Write out the records word for word, with no pictures.

>> BEGIN

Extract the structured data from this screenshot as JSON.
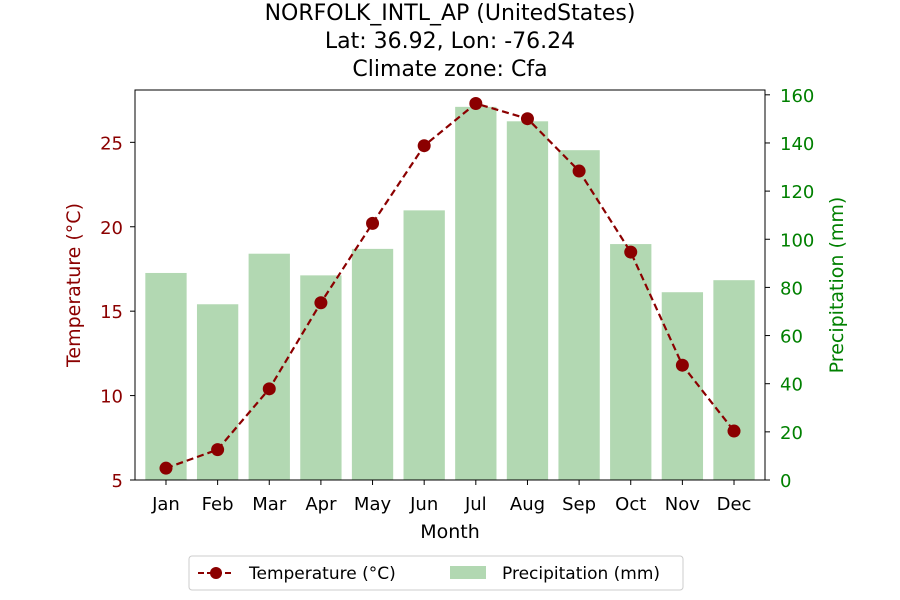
{
  "chart_data": {
    "type": "bar+line",
    "title_lines": [
      "NORFOLK_INTL_AP (UnitedStates)",
      "Lat: 36.92, Lon: -76.24",
      "Climate zone: Cfa"
    ],
    "xlabel": "Month",
    "ylabel_left": "Temperature (°C)",
    "ylabel_right": "Precipitation (mm)",
    "categories": [
      "Jan",
      "Feb",
      "Mar",
      "Apr",
      "May",
      "Jun",
      "Jul",
      "Aug",
      "Sep",
      "Oct",
      "Nov",
      "Dec"
    ],
    "series": [
      {
        "name": "Temperature (°C)",
        "type": "line",
        "axis": "left",
        "color": "#8b0000",
        "values": [
          5.7,
          6.8,
          10.4,
          15.5,
          20.2,
          24.8,
          27.3,
          26.4,
          23.3,
          18.5,
          11.8,
          7.9
        ]
      },
      {
        "name": "Precipitation (mm)",
        "type": "bar",
        "axis": "right",
        "color": "#b2d8b2",
        "values": [
          86,
          73,
          94,
          85,
          96,
          112,
          155,
          149,
          137,
          98,
          78,
          83
        ]
      }
    ],
    "ylim_left": [
      5.0,
      28.1
    ],
    "ylim_right": [
      0,
      162
    ],
    "yticks_left": [
      5,
      10,
      15,
      20,
      25
    ],
    "yticks_right": [
      0,
      20,
      40,
      60,
      80,
      100,
      120,
      140,
      160
    ],
    "left_axis_color": "#8b0000",
    "right_axis_color": "#008000",
    "grid": false,
    "legend_position": "bottom-center"
  }
}
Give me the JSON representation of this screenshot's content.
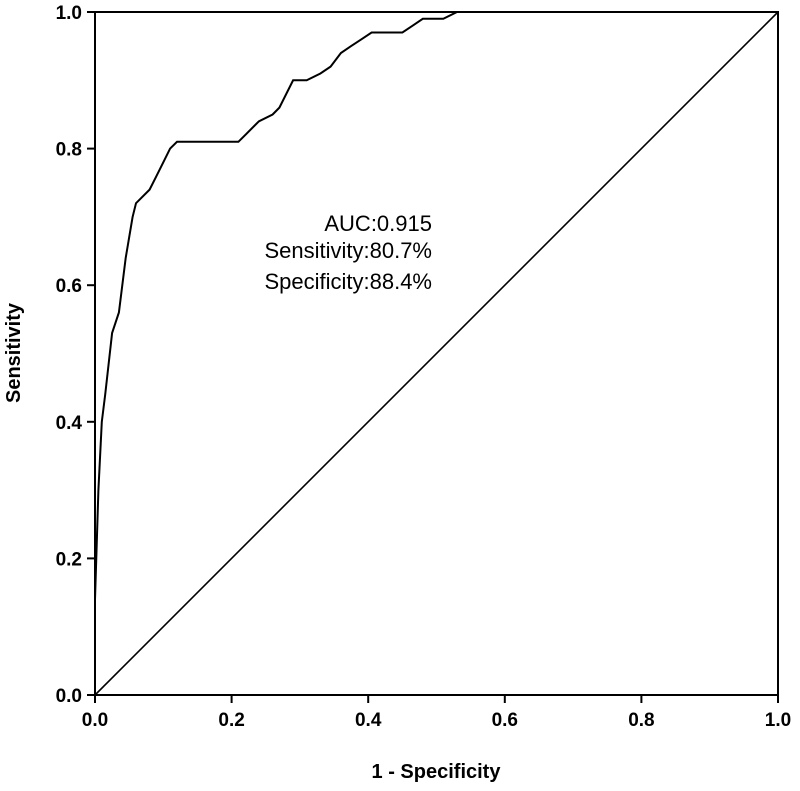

>> END

Completed exercise
Extract the structured data from this screenshot as JSON.
{
  "chart_data": {
    "type": "bar+line",
    "title_lines": [
      "NORFOLK_INTL_AP (UnitedStates)",
      "Lat: 36.92, Lon: -76.24",
      "Climate zone: Cfa"
    ],
    "xlabel": "Month",
    "ylabel_left": "Temperature (°C)",
    "ylabel_right": "Precipitation (mm)",
    "categories": [
      "Jan",
      "Feb",
      "Mar",
      "Apr",
      "May",
      "Jun",
      "Jul",
      "Aug",
      "Sep",
      "Oct",
      "Nov",
      "Dec"
    ],
    "series": [
      {
        "name": "Temperature (°C)",
        "type": "line",
        "axis": "left",
        "color": "#8b0000",
        "values": [
          5.7,
          6.8,
          10.4,
          15.5,
          20.2,
          24.8,
          27.3,
          26.4,
          23.3,
          18.5,
          11.8,
          7.9
        ]
      },
      {
        "name": "Precipitation (mm)",
        "type": "bar",
        "axis": "right",
        "color": "#b2d8b2",
        "values": [
          86,
          73,
          94,
          85,
          96,
          112,
          155,
          149,
          137,
          98,
          78,
          83
        ]
      }
    ],
    "ylim_left": [
      5.0,
      28.1
    ],
    "ylim_right": [
      0,
      162
    ],
    "yticks_left": [
      5,
      10,
      15,
      20,
      25
    ],
    "yticks_right": [
      0,
      20,
      40,
      60,
      80,
      100,
      120,
      140,
      160
    ],
    "left_axis_color": "#8b0000",
    "right_axis_color": "#008000",
    "grid": false,
    "legend_position": "bottom-center"
  }
}
Give me the JSON representation of this screenshot's content.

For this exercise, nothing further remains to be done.